*Part of a data file*:
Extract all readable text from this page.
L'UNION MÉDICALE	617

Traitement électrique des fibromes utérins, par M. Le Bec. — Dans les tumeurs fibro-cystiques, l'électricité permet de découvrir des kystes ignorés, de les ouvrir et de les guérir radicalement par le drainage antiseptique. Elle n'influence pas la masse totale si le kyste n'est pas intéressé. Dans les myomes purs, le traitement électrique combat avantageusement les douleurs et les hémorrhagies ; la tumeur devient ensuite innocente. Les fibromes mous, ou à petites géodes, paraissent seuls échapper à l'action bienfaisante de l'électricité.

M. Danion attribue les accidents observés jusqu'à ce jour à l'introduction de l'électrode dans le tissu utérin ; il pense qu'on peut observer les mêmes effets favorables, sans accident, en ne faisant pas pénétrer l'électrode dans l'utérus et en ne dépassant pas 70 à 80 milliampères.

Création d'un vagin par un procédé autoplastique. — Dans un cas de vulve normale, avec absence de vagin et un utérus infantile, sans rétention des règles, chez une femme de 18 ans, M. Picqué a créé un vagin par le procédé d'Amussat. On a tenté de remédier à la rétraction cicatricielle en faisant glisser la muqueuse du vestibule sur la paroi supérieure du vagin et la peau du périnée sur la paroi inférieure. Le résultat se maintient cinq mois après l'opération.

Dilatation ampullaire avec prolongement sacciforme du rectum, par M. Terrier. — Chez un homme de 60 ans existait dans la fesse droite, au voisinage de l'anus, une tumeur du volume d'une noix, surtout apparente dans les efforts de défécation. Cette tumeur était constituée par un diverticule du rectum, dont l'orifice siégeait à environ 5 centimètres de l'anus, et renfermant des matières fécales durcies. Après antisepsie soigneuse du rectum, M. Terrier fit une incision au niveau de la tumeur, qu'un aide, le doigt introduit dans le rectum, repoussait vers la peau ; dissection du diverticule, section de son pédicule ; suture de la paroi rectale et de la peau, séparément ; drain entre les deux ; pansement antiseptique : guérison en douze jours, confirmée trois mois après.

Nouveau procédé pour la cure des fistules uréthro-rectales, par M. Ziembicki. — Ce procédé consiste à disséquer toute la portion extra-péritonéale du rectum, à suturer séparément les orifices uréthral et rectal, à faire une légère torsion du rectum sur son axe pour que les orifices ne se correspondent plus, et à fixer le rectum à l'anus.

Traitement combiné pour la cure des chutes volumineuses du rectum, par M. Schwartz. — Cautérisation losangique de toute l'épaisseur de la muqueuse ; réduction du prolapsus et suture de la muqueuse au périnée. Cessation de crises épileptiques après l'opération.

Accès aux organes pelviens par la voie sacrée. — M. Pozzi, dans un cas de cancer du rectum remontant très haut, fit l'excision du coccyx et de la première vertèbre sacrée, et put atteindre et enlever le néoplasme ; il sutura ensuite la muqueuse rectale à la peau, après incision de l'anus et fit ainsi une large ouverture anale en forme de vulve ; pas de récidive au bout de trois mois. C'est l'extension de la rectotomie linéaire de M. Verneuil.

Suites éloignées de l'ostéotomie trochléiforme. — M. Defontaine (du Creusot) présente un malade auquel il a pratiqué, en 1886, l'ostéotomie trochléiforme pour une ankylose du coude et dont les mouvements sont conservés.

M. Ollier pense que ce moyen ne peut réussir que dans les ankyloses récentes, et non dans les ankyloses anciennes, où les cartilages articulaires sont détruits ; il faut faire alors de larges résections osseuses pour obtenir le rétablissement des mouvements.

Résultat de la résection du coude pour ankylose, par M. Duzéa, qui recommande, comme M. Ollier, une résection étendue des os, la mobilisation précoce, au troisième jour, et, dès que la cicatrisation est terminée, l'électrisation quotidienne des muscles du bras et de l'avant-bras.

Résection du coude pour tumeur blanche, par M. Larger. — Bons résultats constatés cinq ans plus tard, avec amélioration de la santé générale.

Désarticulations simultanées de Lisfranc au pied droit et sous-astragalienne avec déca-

*Work to complete*: Reproduce each entry word for word.

*Correct answer*:
Extract all readable text from this page.
L'UNION MÉDICALE	617

Traitement électrique des fibromes utérins, par M. Le Bec. — Dans les tumeurs fibro-cystiques, l'électricité permet de découvrir des kystes ignorés, de les ouvrir et de les guérir radicalement par le drainage antiseptique. Elle n'influence pas la masse totale si le kyste n'est pas intéressé. Dans les myomes purs, le traitement électrique combat avantageusement les douleurs et les hémorrhagies ; la tumeur devient ensuite innocente. Les fibromes mous, ou à petites géodes, paraissent seuls échapper à l'action bienfaisante de l'électricité.

M. Danion attribue les accidents observés jusqu'à ce jour à l'introduction de l'électrode dans le tissu utérin ; il pense qu'on peut observer les mêmes effets favorables, sans accident, en ne faisant pas pénétrer l'électrode dans l'utérus et en ne dépassant pas 70 à 80 milliampères.

Création d'un vagin par un procédé autoplastique. — Dans un cas de vulve normale, avec absence de vagin et un utérus infantile, sans rétention des règles, chez une femme de 18 ans, M. Picqué a créé un vagin par le procédé d'Amussat. On a tenté de remédier à la rétraction cicatricielle en faisant glisser la muqueuse du vestibule sur la paroi supérieure du vagin et la peau du périnée sur la paroi inférieure. Le résultat se maintient cinq mois après l'opération.

Dilatation ampullaire avec prolongement sacciforme du rectum, par M. Terrier. — Chez un homme de 60 ans existait dans la fesse droite, au voisinage de l'anus, une tumeur du volume d'une noix, surtout apparente dans les efforts de défécation. Cette tumeur était constituée par un diverticule du rectum, dont l'orifice siégeait à environ 5 centimètres de l'anus, et renfermant des matières fécales durcies. Après antisepsie soigneuse du rectum, M. Terrier fit une incision au niveau de la tumeur, qu'un aide, le doigt introduit dans le rectum, repoussait vers la peau ; dissection du diverticule, section de son pédicule ; suture de la paroi rectale et de la peau, séparément ; drain entre les deux ; pansement antiseptique : guérison en douze jours, confirmée trois mois après.

Nouveau procédé pour la cure des fistules uréthro-rectales, par M. Ziembicki. — Ce procédé consiste à disséquer toute la portion extra-péritonéale du rectum, à suturer séparément les orifices uréthral et rectal, à faire une légère torsion du rectum sur son axe pour que les orifices ne se correspondent plus, et à fixer le rectum à l'anus.

Traitement combiné pour la cure des chutes volumineuses du rectum, par M. Schwartz. — Cautérisation losangique de toute l'épaisseur de la muqueuse ; réduction du prolapsus et suture de la muqueuse au périnée. Cessation de crises épileptiques après l'opération.

Accès aux organes pelviens par la voie sacrée. — M. Pozzi, dans un cas de cancer du rectum remontant très haut, fit l'excision du coccyx et de la première vertèbre sacrée, et put atteindre et enlever le néoplasme ; il sutura ensuite la muqueuse rectale à la peau, après incision de l'anus et fit ainsi une large ouverture anale en forme de vulve ; pas de récidive au bout de trois mois. C'est l'extension de la rectotomie linéaire de M. Verneuil.

Suites éloignées de l'ostéotomie trochléiforme. — M. Defontaine (du Creusot) présente un malade auquel il a pratiqué, en 1886, l'ostéotomie trochléiforme pour une ankylose du coude et dont les mouvements sont conservés.

M. Ollier pense que ce moyen ne peut réussir que dans les ankyloses récentes, et non dans les ankyloses anciennes, où les cartilages articulaires sont détruits ; il faut faire alors de larges résections osseuses pour obtenir le rétablissement des mouvements.

Résultat de la résection du coude pour ankylose, par M. Duzéa, qui recommande, comme M. Ollier, une résection étendue des os, la mobilisation précoce, au troisième jour, et, dès que la cicatrisation est terminée, l'électrisation quotidienne des muscles du bras et de l'avant-bras.

Résection du coude pour tumeur blanche, par M. Larger. — Bons résultats constatés cinq ans plus tard, avec amélioration de la santé générale.

Désarticulations simultanées de Lisfranc au pied droit et sous-astragalienne avec déca-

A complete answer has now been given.